Instruction: Lift every line from the entries that includes the word "Extra".

Data supplied:
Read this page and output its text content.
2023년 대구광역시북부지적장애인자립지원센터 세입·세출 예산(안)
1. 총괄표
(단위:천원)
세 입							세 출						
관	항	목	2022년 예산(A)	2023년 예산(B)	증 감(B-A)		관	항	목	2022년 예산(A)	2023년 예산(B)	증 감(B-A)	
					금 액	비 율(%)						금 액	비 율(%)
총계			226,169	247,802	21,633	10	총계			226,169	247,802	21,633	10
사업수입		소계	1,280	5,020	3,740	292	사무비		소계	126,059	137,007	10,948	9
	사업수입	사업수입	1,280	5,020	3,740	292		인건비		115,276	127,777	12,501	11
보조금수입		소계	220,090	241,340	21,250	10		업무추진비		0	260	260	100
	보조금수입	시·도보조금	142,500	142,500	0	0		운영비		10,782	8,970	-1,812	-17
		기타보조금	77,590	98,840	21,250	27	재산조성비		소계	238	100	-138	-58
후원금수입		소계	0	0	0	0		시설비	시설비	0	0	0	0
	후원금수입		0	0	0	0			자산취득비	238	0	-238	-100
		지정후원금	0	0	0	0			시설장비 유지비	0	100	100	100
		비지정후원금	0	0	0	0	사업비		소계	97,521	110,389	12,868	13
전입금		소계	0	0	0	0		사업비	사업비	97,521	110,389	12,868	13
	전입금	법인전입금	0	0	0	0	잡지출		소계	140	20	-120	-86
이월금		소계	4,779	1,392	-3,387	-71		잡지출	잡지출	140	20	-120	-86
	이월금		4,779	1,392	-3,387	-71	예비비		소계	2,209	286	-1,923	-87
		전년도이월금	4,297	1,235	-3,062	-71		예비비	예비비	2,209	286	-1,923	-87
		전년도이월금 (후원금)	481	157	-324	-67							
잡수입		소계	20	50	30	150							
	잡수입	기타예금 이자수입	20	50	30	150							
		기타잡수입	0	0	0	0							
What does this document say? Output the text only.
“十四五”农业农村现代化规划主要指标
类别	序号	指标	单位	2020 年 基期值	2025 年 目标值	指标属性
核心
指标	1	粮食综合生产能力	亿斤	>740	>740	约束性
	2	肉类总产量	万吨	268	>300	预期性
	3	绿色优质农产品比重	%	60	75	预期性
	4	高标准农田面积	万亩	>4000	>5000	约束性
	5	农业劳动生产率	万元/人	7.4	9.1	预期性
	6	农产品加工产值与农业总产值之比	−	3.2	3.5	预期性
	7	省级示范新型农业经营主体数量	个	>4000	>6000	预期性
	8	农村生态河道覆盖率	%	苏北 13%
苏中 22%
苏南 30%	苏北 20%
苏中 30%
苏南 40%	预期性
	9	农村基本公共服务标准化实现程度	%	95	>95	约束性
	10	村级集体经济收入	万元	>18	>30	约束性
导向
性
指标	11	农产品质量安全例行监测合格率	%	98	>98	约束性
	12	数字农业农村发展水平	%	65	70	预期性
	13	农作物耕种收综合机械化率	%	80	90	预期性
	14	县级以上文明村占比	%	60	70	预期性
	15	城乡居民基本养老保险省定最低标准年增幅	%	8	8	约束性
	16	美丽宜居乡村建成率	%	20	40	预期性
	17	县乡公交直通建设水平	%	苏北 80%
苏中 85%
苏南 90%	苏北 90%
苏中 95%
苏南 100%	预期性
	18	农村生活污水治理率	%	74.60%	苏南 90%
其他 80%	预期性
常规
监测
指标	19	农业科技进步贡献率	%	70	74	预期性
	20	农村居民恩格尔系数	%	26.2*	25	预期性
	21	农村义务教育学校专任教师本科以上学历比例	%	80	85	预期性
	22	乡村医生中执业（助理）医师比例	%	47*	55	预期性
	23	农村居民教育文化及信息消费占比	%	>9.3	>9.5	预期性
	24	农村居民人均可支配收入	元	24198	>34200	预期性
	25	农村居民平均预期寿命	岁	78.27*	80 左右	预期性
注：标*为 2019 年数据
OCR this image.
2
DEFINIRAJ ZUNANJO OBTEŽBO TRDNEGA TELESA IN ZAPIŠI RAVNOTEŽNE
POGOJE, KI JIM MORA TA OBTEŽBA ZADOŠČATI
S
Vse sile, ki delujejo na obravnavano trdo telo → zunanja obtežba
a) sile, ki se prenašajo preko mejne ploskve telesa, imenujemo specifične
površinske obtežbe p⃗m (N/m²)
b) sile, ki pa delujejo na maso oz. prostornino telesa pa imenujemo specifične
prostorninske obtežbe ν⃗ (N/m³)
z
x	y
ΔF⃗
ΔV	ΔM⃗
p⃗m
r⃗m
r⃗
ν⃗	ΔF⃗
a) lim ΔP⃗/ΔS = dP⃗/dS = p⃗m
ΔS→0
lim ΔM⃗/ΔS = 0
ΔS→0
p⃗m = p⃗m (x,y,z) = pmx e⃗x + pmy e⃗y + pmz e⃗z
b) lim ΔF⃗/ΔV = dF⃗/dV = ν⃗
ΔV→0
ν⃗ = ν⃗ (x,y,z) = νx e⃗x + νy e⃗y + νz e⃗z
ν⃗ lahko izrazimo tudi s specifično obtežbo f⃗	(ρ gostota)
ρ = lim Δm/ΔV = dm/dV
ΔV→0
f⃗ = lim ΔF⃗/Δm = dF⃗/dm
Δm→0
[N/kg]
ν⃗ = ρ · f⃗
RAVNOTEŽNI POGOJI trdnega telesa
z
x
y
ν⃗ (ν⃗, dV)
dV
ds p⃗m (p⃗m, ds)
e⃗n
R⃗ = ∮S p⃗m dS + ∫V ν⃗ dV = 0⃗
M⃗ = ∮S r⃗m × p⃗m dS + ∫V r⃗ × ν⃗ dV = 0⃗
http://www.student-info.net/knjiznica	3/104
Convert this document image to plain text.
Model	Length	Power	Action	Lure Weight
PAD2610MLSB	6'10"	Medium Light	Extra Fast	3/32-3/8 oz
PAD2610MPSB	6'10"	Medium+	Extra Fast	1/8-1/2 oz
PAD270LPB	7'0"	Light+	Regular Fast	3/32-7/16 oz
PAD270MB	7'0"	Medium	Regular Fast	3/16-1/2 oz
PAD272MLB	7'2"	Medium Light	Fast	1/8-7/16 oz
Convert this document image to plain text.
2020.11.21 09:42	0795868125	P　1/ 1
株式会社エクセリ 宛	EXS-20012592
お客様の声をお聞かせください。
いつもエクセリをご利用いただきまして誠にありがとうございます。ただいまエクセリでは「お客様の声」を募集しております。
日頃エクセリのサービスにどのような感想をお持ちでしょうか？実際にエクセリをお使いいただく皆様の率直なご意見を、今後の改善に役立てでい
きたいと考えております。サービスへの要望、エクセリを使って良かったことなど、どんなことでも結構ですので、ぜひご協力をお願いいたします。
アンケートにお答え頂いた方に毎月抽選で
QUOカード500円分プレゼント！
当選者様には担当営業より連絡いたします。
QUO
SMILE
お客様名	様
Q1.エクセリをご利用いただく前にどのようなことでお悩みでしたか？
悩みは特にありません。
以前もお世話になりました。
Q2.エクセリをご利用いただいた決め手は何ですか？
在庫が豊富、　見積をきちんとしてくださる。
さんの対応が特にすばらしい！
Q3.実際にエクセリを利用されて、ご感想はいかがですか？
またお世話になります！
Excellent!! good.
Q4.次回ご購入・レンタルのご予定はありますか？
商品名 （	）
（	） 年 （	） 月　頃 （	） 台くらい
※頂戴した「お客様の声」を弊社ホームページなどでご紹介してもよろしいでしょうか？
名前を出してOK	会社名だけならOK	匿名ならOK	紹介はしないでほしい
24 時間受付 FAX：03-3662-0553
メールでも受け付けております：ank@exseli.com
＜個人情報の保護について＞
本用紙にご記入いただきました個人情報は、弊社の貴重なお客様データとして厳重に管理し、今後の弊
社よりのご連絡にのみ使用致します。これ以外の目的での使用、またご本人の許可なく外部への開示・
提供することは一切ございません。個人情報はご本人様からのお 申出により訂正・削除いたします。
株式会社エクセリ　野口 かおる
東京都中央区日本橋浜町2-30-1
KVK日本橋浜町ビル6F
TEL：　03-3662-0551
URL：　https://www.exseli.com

Result for this exercise:
PAD2610MLSB	6'10"	Medium Light	Extra Fast	3/32-3/8 oz
PAD2610MPSB	6'10"	Medium+	Extra Fast	1/8-1/2 oz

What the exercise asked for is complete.